* WORK TASK:
Reproduce the listing that follows with no differences at all.

··· DATA IN THIS EXERCISE ···

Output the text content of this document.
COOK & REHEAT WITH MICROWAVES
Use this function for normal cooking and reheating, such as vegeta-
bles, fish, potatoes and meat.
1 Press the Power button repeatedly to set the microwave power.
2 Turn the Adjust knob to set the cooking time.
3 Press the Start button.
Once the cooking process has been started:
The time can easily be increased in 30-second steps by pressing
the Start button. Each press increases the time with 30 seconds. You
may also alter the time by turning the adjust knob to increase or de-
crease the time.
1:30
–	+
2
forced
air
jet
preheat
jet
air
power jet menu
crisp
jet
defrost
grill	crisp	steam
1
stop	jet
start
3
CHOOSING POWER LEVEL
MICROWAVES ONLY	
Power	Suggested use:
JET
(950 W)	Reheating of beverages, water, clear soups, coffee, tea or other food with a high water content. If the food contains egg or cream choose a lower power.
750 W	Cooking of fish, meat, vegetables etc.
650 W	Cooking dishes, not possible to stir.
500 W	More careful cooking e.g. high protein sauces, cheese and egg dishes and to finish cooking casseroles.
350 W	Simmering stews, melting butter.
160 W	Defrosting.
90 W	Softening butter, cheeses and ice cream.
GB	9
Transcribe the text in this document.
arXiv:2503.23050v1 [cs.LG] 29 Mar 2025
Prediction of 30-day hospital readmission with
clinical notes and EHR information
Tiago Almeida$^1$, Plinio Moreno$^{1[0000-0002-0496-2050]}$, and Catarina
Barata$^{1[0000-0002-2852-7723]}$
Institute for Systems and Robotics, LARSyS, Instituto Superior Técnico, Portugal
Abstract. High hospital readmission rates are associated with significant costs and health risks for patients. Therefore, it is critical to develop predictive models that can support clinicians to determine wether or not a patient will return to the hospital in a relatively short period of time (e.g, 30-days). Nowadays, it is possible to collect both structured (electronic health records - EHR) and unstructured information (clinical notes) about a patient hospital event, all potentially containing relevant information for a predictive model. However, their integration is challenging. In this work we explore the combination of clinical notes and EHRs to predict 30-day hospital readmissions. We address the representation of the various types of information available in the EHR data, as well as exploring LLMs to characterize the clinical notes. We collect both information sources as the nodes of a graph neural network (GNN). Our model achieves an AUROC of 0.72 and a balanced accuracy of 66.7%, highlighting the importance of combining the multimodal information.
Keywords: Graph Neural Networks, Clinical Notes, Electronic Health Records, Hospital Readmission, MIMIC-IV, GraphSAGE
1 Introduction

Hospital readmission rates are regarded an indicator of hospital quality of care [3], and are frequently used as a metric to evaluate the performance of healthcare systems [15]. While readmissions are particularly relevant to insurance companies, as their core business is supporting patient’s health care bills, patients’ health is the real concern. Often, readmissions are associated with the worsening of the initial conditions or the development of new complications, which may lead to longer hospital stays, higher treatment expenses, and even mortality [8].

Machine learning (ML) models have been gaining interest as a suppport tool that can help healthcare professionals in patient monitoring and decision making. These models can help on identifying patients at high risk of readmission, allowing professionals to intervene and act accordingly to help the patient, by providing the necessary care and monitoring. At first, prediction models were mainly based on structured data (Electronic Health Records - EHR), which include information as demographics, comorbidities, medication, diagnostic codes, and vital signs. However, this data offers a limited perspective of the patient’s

···

* RESULT FOR THIS EXERCISE:
Output the text content of this document.
COOK & REHEAT WITH MICROWAVES
Use this function for normal cooking and reheating, such as vegeta-
bles, fish, potatoes and meat.
1 Press the Power button repeatedly to set the microwave power.
2 Turn the Adjust knob to set the cooking time.
3 Press the Start button.
Once the cooking process has been started:
The time can easily be increased in 30-second steps by pressing
the Start button. Each press increases the time with 30 seconds. You
may also alter the time by turning the adjust knob to increase or de-
crease the time.
1:30
–	+
2
forced
air
jet
preheat
jet
air
power jet menu
crisp
jet
defrost
grill	crisp	steam
1
stop	jet
start
3
CHOOSING POWER LEVEL
MICROWAVES ONLY	
Power	Suggested use:
JET
(950 W)	Reheating of beverages, water, clear soups, coffee, tea or other food with a high water content. If the food contains egg or cream choose a lower power.
750 W	Cooking of fish, meat, vegetables etc.
650 W	Cooking dishes, not possible to stir.
500 W	More careful cooking e.g. high protein sauces, cheese and egg dishes and to finish cooking casseroles.
350 W	Simmering stews, melting butter.
160 W	Defrosting.
90 W	Softening butter, cheeses and ice cream.
GB	9
Transcribe the text in this document.
arXiv:2503.23050v1 [cs.LG] 29 Mar 2025
Prediction of 30-day hospital readmission with
clinical notes and EHR information
Tiago Almeida$^1$, Plinio Moreno$^{1[0000-0002-0496-2050]}$, and Catarina
Barata$^{1[0000-0002-2852-7723]}$
Institute for Systems and Robotics, LARSyS, Instituto Superior Técnico, Portugal
Abstract. High hospital readmission rates are associated with significant costs and health risks for patients. Therefore, it is critical to develop predictive models that can support clinicians to determine wether or not a patient will return to the hospital in a relatively short period of time (e.g, 30-days). Nowadays, it is possible to collect both structured (electronic health records - EHR) and unstructured information (clinical notes) about a patient hospital event, all potentially containing relevant information for a predictive model. However, their integration is challenging. In this work we explore the combination of clinical notes and EHRs to predict 30-day hospital readmissions. We address the representation of the various types of information available in the EHR data, as well as exploring LLMs to characterize the clinical notes. We collect both information sources as the nodes of a graph neural network (GNN). Our model achieves an AUROC of 0.72 and a balanced accuracy of 66.7%, highlighting the importance of combining the multimodal information.
Keywords: Graph Neural Networks, Clinical Notes, Electronic Health Records, Hospital Readmission, MIMIC-IV, GraphSAGE
1 Introduction

Hospital readmission rates are regarded an indicator of hospital quality of care [3], and are frequently used as a metric to evaluate the performance of healthcare systems [15]. While readmissions are particularly relevant to insurance companies, as their core business is supporting patient’s health care bills, patients’ health is the real concern. Often, readmissions are associated with the worsening of the initial conditions or the development of new complications, which may lead to longer hospital stays, higher treatment expenses, and even mortality [8].

Machine learning (ML) models have been gaining interest as a suppport tool that can help healthcare professionals in patient monitoring and decision making. These models can help on identifying patients at high risk of readmission, allowing professionals to intervene and act accordingly to help the patient, by providing the necessary care and monitoring. At first, prediction models were mainly based on structured data (Electronic Health Records - EHR), which include information as demographics, comorbidities, medication, diagnostic codes, and vital signs. However, this data offers a limited perspective of the patient’s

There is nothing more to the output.